"""

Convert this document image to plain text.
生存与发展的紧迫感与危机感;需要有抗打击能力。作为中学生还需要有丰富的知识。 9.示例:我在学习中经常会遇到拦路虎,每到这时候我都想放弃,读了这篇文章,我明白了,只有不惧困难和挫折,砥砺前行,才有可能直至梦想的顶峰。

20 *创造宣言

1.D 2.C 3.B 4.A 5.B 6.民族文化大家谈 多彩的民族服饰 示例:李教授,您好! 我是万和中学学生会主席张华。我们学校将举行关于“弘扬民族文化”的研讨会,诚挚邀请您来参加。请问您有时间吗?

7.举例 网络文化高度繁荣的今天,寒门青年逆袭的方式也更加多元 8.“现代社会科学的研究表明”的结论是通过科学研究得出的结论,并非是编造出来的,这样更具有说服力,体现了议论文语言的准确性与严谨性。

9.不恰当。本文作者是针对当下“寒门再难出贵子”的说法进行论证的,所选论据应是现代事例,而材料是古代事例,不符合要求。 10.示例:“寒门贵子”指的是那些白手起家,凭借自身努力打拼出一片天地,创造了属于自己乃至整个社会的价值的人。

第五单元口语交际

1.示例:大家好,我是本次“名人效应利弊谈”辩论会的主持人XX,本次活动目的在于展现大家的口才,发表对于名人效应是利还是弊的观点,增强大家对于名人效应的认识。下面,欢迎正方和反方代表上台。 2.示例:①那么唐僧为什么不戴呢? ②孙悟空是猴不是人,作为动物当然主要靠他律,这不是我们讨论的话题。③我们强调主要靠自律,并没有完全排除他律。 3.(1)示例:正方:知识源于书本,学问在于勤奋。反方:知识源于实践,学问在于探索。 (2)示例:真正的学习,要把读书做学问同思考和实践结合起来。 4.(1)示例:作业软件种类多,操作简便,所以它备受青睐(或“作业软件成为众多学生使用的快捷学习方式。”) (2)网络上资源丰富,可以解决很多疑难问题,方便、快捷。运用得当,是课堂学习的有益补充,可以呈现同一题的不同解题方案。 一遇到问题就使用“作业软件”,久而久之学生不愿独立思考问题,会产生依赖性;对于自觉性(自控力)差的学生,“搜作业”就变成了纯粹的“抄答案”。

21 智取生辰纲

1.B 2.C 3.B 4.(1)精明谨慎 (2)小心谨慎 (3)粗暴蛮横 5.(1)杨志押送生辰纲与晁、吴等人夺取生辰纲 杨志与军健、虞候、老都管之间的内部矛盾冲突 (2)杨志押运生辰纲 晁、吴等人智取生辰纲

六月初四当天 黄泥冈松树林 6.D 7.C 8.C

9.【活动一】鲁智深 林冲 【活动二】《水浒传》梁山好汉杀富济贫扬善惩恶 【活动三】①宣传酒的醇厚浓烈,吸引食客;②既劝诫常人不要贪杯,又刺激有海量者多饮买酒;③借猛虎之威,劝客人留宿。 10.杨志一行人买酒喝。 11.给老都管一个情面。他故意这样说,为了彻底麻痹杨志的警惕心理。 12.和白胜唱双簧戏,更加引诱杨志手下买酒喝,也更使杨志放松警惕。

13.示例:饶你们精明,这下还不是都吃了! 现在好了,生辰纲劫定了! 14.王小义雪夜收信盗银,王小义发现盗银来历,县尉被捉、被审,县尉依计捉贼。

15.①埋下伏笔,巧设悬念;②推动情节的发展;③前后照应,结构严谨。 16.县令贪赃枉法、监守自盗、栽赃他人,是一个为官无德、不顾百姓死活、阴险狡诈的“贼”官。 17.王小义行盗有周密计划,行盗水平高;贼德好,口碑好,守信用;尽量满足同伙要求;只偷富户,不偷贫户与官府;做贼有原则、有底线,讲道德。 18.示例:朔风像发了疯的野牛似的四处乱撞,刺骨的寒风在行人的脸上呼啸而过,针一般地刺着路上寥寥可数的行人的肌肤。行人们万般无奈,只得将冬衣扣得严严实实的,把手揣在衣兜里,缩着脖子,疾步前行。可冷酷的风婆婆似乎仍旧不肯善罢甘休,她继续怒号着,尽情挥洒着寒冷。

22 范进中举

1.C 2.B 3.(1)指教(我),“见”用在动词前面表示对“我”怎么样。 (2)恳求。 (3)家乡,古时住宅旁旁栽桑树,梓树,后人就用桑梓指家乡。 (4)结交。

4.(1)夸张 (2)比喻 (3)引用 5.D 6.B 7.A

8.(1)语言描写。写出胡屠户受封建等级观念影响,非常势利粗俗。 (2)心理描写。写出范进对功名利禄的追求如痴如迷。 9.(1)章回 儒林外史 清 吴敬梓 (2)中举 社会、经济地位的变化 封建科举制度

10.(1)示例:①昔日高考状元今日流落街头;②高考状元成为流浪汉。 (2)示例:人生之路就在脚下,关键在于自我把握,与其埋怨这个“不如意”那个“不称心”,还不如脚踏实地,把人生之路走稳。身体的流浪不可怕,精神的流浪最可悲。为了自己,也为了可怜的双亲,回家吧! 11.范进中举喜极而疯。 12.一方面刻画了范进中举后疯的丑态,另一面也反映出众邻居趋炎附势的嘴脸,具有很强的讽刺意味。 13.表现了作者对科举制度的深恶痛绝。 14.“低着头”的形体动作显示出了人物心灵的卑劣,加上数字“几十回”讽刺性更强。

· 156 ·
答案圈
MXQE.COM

"""
"""

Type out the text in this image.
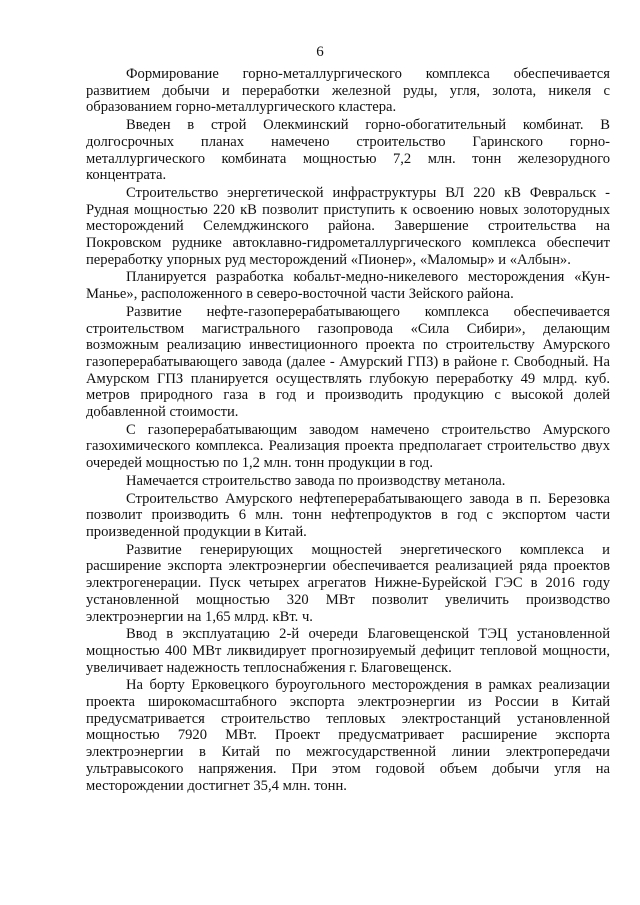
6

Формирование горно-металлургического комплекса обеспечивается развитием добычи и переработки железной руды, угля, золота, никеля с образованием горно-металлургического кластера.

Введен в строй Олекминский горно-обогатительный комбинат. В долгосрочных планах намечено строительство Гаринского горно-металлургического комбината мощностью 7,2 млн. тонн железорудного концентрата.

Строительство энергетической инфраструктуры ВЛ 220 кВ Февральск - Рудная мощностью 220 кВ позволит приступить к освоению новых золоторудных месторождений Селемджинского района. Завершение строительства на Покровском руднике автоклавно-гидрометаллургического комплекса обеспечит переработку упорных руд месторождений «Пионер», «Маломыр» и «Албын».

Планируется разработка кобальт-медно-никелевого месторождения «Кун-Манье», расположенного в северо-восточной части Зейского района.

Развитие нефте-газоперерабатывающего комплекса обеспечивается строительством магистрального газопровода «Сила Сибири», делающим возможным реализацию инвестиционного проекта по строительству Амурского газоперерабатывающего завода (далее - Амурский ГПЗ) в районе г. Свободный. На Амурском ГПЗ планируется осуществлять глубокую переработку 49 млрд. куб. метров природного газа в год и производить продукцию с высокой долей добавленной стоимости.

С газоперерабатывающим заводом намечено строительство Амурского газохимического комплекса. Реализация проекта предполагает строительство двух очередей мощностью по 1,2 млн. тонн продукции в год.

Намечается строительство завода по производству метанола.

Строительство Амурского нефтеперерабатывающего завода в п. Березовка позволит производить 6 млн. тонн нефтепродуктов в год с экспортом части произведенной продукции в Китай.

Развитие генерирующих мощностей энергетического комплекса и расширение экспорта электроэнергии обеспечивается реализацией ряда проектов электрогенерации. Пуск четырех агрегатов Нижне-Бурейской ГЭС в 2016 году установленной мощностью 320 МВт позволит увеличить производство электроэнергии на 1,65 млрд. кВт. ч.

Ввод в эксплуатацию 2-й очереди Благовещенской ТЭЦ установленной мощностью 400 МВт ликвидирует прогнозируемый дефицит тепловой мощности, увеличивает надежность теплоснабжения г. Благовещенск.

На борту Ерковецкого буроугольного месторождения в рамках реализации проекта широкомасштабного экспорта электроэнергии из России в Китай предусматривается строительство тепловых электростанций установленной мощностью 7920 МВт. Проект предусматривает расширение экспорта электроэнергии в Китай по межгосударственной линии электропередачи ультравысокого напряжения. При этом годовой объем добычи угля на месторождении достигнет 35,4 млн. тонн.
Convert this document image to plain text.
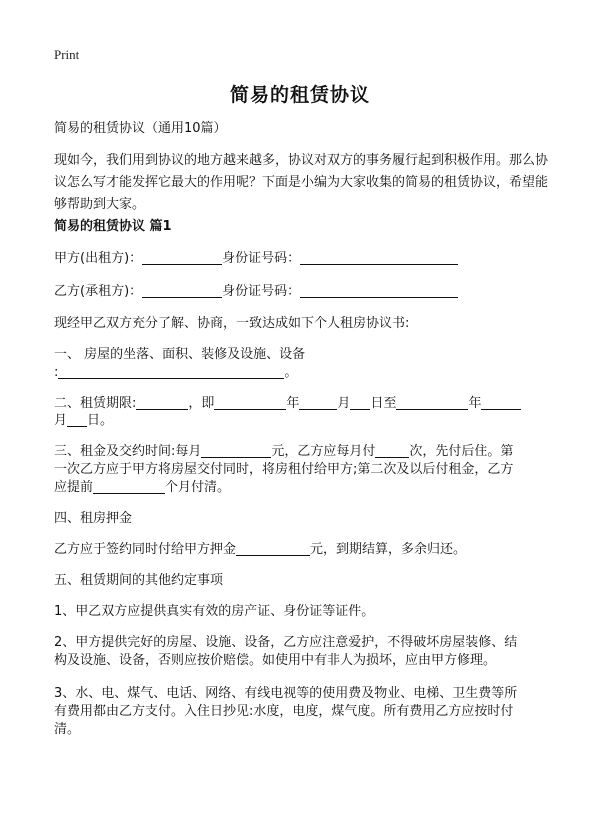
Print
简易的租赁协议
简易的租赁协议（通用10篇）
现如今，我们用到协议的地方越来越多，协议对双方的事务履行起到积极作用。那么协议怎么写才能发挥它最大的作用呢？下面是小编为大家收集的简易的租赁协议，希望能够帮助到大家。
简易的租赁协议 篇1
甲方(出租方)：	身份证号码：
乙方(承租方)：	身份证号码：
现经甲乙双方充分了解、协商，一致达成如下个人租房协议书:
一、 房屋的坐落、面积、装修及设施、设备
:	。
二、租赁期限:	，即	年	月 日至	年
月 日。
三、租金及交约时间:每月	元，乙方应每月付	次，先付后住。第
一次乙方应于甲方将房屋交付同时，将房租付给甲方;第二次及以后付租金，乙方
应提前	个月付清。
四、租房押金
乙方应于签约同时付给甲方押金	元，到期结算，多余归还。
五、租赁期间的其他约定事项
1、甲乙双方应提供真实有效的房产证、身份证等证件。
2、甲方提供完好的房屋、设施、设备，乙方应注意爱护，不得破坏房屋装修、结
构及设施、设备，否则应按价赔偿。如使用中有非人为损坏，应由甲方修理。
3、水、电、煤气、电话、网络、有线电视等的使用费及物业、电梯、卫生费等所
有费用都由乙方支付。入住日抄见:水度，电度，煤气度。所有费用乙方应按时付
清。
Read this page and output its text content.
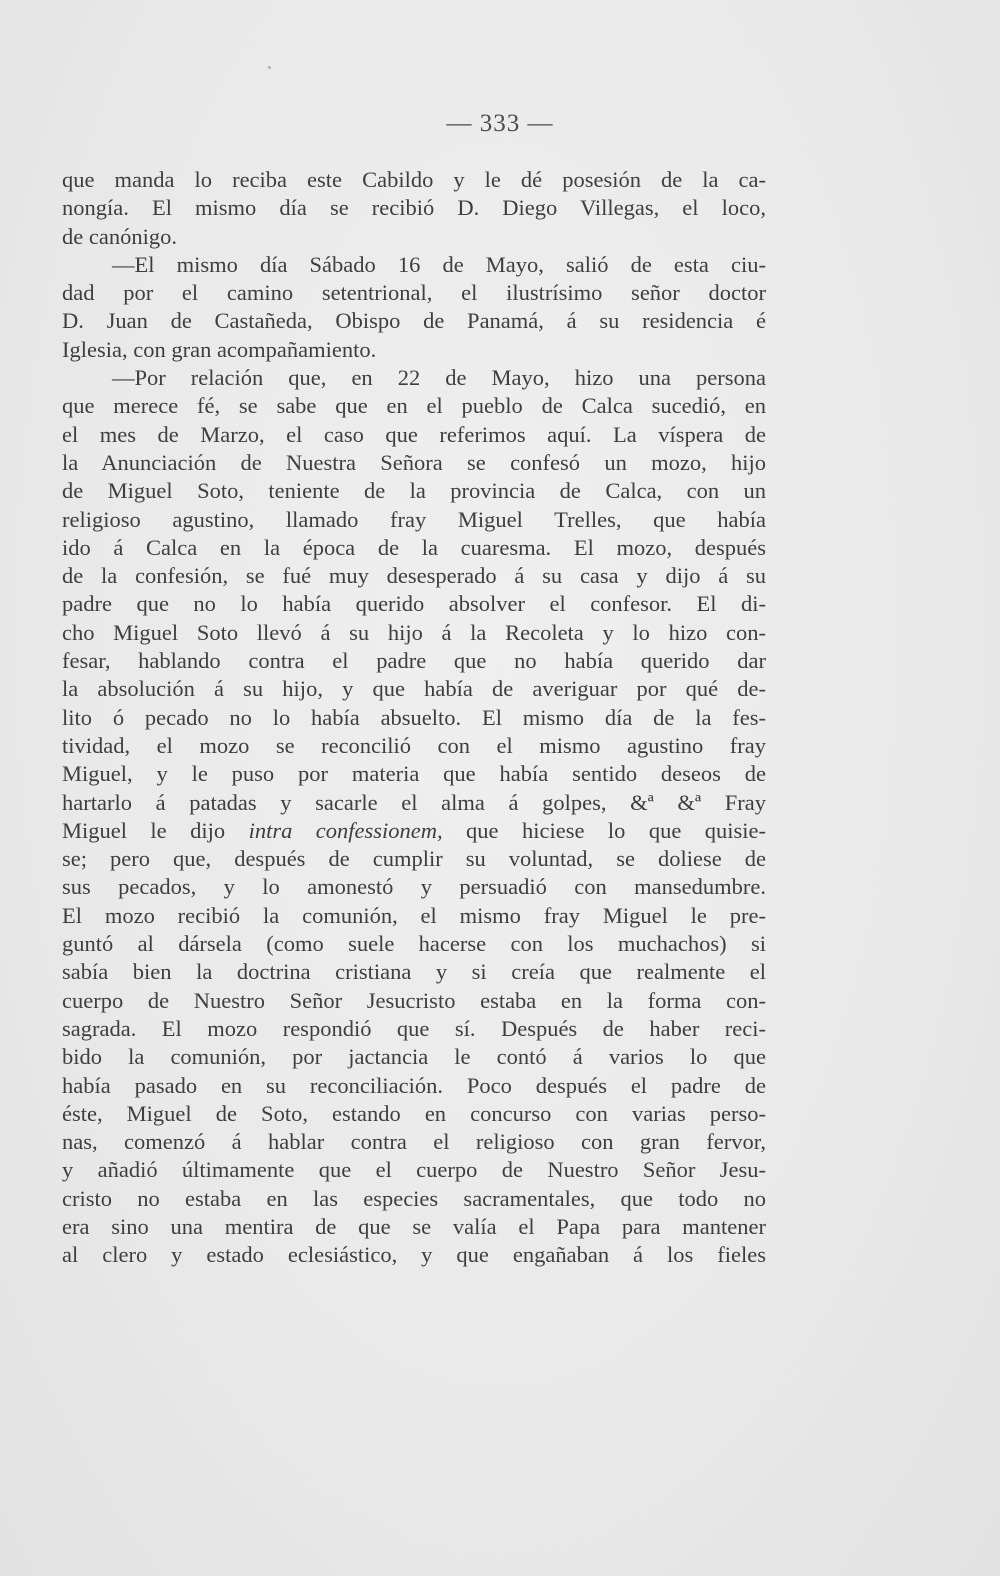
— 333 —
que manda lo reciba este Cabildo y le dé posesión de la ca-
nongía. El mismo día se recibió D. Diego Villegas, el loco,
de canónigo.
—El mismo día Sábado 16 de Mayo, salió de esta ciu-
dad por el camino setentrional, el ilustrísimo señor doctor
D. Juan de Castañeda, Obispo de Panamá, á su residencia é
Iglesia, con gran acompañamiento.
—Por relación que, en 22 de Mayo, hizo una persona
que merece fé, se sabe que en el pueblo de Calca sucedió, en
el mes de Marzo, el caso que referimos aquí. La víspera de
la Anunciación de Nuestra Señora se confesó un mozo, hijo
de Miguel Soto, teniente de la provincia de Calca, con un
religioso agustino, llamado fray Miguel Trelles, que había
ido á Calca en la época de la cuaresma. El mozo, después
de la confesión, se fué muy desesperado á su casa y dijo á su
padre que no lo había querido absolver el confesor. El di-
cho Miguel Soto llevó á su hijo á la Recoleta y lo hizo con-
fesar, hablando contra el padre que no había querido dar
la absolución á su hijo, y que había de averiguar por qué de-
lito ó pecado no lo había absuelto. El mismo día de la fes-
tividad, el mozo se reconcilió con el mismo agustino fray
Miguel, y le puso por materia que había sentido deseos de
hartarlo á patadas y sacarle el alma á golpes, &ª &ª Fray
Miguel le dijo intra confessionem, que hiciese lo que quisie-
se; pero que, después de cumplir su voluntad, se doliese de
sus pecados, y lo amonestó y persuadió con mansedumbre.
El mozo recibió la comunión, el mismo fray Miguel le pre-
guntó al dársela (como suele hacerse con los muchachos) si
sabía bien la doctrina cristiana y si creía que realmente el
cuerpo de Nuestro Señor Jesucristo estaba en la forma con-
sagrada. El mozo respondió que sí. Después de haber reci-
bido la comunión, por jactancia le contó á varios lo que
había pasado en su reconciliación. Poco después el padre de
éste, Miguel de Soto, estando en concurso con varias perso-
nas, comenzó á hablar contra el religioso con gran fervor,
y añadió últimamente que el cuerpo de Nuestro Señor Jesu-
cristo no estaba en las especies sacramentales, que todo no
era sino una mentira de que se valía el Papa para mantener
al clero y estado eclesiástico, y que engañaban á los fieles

"""

● **GIVEN REQUEST**:
Pick each line holding the word "comunión" out of the data and copy it.

● **EXERCISE OUTPUT**:
El mozo recibió la comunión, el mismo fray Miguel le pre-
bido la comunión, por jactancia le contó á varios lo que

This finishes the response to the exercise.